*What to do*. Send each entry back exactly as given, pictures excluded.

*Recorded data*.
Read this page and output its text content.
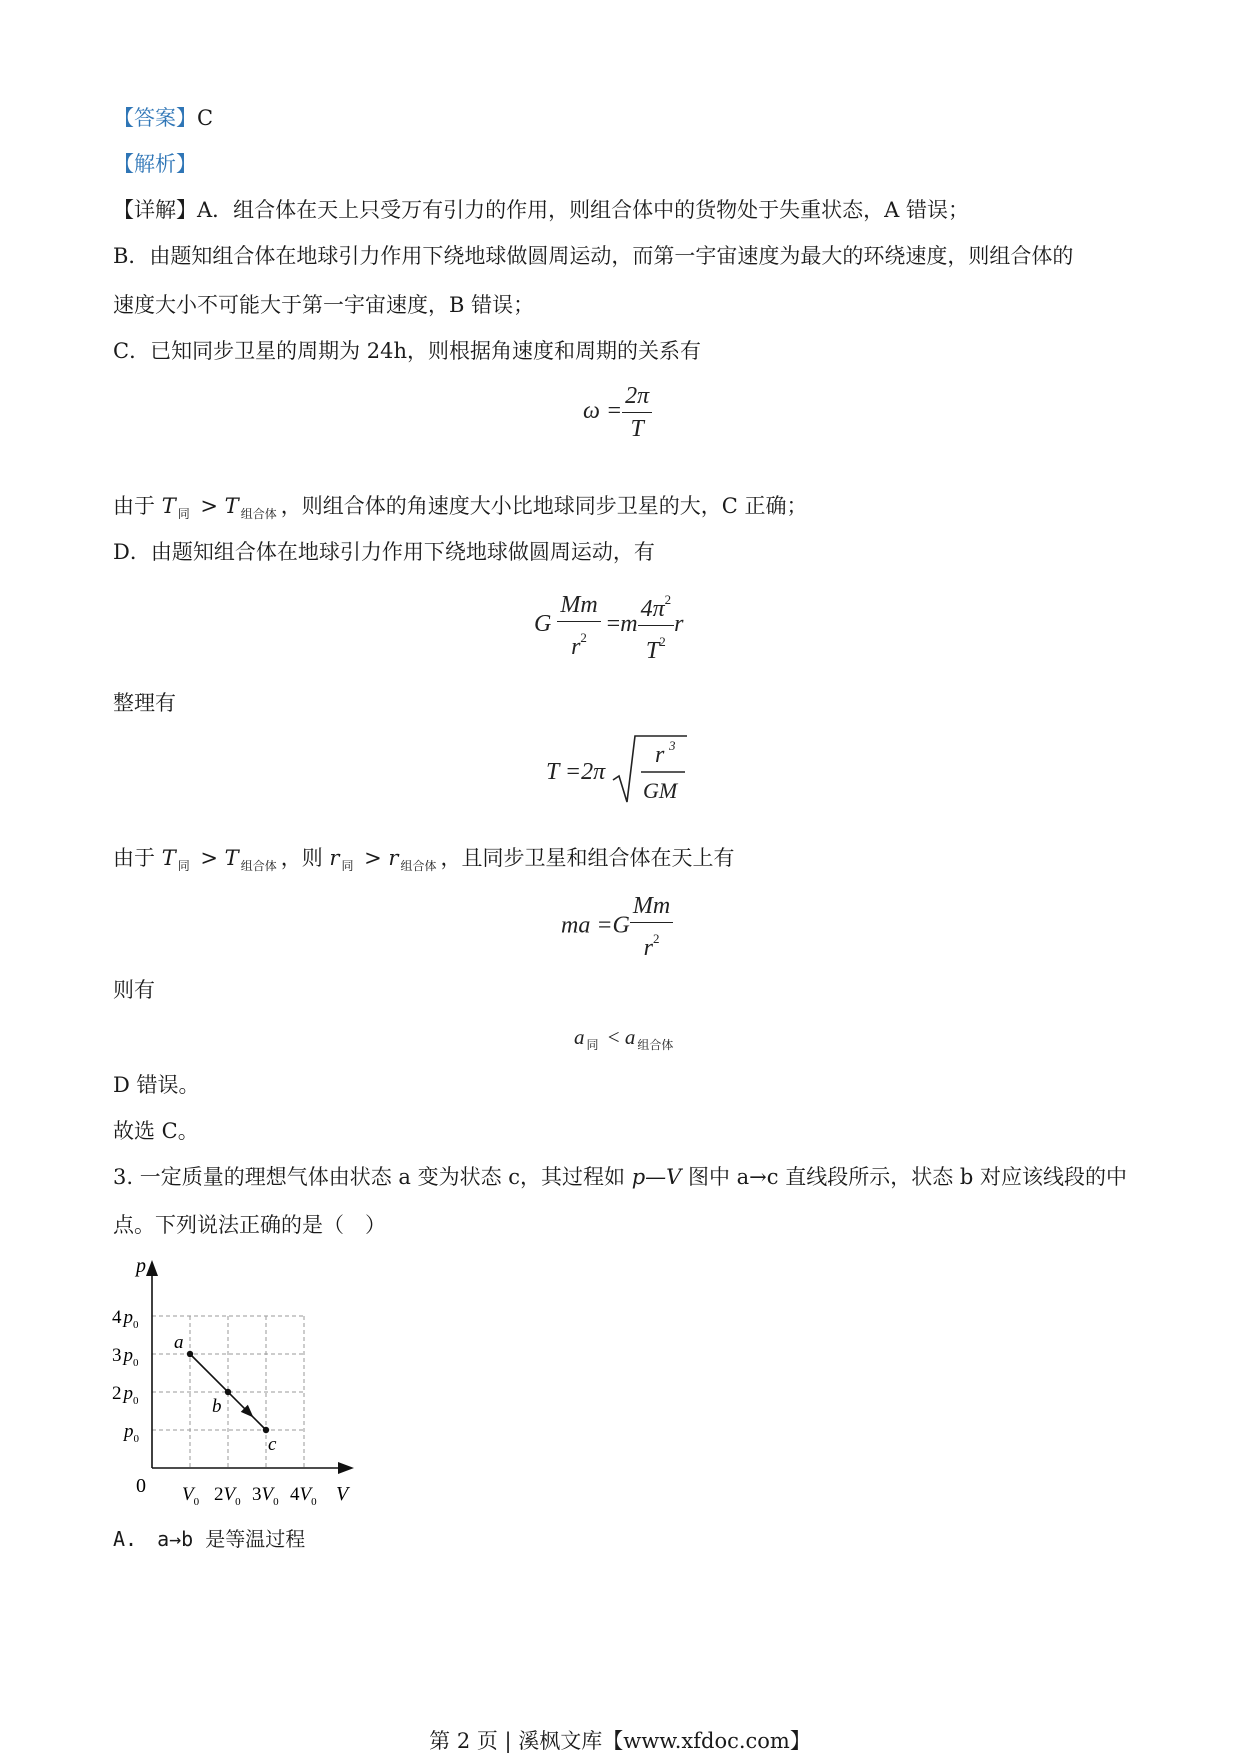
【答案】C
【解析】
【详解】A．组合体在天上只受万有引力的作用，则组合体中的货物处于失重状态，A 错误；
B．由题知组合体在地球引力作用下绕地球做圆周运动，而第一宇宙速度为最大的环绕速度，则组合体的
速度大小不可能大于第一宇宙速度，B 错误；
C．已知同步卫星的周期为 24h，则根据角速度和周期的关系有
$\omega = \frac{2\pi}{T}$
由于 T $_同$ > T $_{组合体}$ ，则组合体的角速度大小比地球同步卫星的大，C 正确；
D．由题知组合体在地球引力作用下绕地球做圆周运动，有
G $\frac{Mm}{r^2} =m \frac{4\pi^2}{T^2}$ r
整理有
T =2π
r 3
GM
由于 T $_同$ > T $_{组合体}$ ，则 r $_同$ > r $_{组合体}$ ，且同步卫星和组合体在天上有
ma $=G \frac{Mm}{r^2}$
则有
a $_同$ < a $_{组合体}$
D 错误。
故选 C。
3. 一定质量的理想气体由状态 a 变为状态 c，其过程如 p—V 图中 a→c 直线段所示，状态 b 对应该线段的中
点。下列说法正确的是（　）
p
V
0
4 $p_0$
3 $p_0$
2 $p_0$
$p_0$
$V_0$ $2V_0$ $3V_0$ $4V_0$
a
b
c
A.　a→b 是等温过程
第 2 页 | 溪枫文库【www.xfdoc.com】
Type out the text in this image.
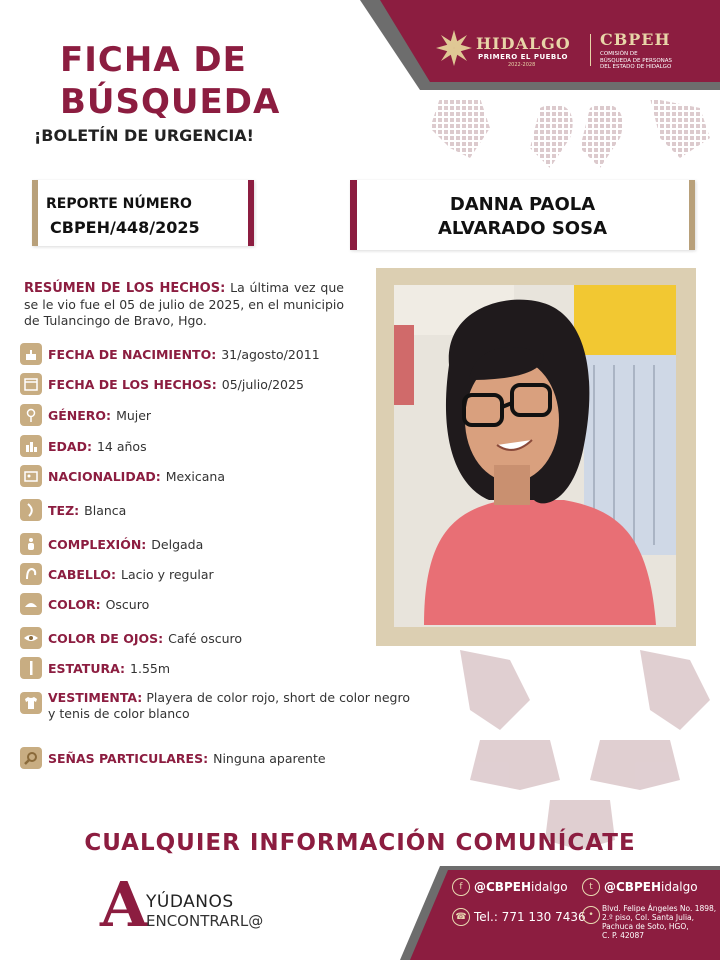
HIDALGO
PRIMERO EL PUEBLO
2022-2028
CBPEH
COMISIÓN DE
BÚSQUEDA DE PERSONAS
DEL ESTADO DE HIDALGO
FICHA DE
BÚSQUEDA
¡BOLETÍN DE URGENCIA!
REPORTE NÚMERO
CBPEH/448/2025
DANNA PAOLA
ALVARADO SOSA
RESÚMEN DE LOS HECHOS: La última vez que se le vio fue el 05 de julio de 2025, en el municipio de Tulancingo de Bravo, Hgo.
FECHA DE NACIMIENTO: 31/agosto/2011
FECHA DE LOS HECHOS: 05/julio/2025
GÉNERO: Mujer
EDAD: 14 años
NACIONALIDAD: Mexicana
TEZ: Blanca
COMPLEXIÓN: Delgada
CABELLO: Lacio y regular
COLOR: Oscuro
COLOR DE OJOS: Café oscuro
ESTATURA: 1.55m
VESTIMENTA: Playera de color rojo, short de color negro y tenis de color blanco
SEÑAS PARTICULARES: Ninguna aparente
CUALQUIER INFORMACIÓN COMUNÍCATE
A
YÚDANOS
ENCONTRARL@
f @CBPEH idalgo	t @CBPEH idalgo
☎ Tel.: 771 130 7436 •
Blvd. Felipe Ángeles No. 1898,
2.º piso, Col. Santa Julia,
Pachuca de Soto, HGO,
C. P. 42087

*Task result*.
Read this page and output its text content.
【答案】C
【解析】
【详解】A．组合体在天上只受万有引力的作用，则组合体中的货物处于失重状态，A 错误；
B．由题知组合体在地球引力作用下绕地球做圆周运动，而第一宇宙速度为最大的环绕速度，则组合体的
速度大小不可能大于第一宇宙速度，B 错误；
C．已知同步卫星的周期为 24h，则根据角速度和周期的关系有
$\omega = \frac{2\pi}{T}$
由于 T $_同$ > T $_{组合体}$ ，则组合体的角速度大小比地球同步卫星的大，C 正确；
D．由题知组合体在地球引力作用下绕地球做圆周运动，有
G $\frac{Mm}{r^2} =m \frac{4\pi^2}{T^2}$ r
整理有
T =2π
r 3
GM
由于 T $_同$ > T $_{组合体}$ ，则 r $_同$ > r $_{组合体}$ ，且同步卫星和组合体在天上有
ma $=G \frac{Mm}{r^2}$
则有
a $_同$ < a $_{组合体}$
D 错误。
故选 C。
3. 一定质量的理想气体由状态 a 变为状态 c，其过程如 p—V 图中 a→c 直线段所示，状态 b 对应该线段的中
点。下列说法正确的是（　）
p
V
0
4 $p_0$
3 $p_0$
2 $p_0$
$p_0$
$V_0$ $2V_0$ $3V_0$ $4V_0$
a
b
c
A.　a→b 是等温过程
第 2 页 | 溪枫文库【www.xfdoc.com】
Type out the text in this image.
HIDALGO
PRIMERO EL PUEBLO
2022-2028
CBPEH
COMISIÓN DE
BÚSQUEDA DE PERSONAS
DEL ESTADO DE HIDALGO
FICHA DE
BÚSQUEDA
¡BOLETÍN DE URGENCIA!
REPORTE NÚMERO
CBPEH/448/2025
DANNA PAOLA
ALVARADO SOSA
RESÚMEN DE LOS HECHOS: La última vez que se le vio fue el 05 de julio de 2025, en el municipio de Tulancingo de Bravo, Hgo.
FECHA DE NACIMIENTO: 31/agosto/2011
FECHA DE LOS HECHOS: 05/julio/2025
GÉNERO: Mujer
EDAD: 14 años
NACIONALIDAD: Mexicana
TEZ: Blanca
COMPLEXIÓN: Delgada
CABELLO: Lacio y regular
COLOR: Oscuro
COLOR DE OJOS: Café oscuro
ESTATURA: 1.55m
VESTIMENTA: Playera de color rojo, short de color negro y tenis de color blanco
SEÑAS PARTICULARES: Ninguna aparente
CUALQUIER INFORMACIÓN COMUNÍCATE
A
YÚDANOS
ENCONTRARL@
f @CBPEH idalgo	t @CBPEH idalgo
☎ Tel.: 771 130 7436 •
Blvd. Felipe Ángeles No. 1898,
2.º piso, Col. Santa Julia,
Pachuca de Soto, HGO,
C. P. 42087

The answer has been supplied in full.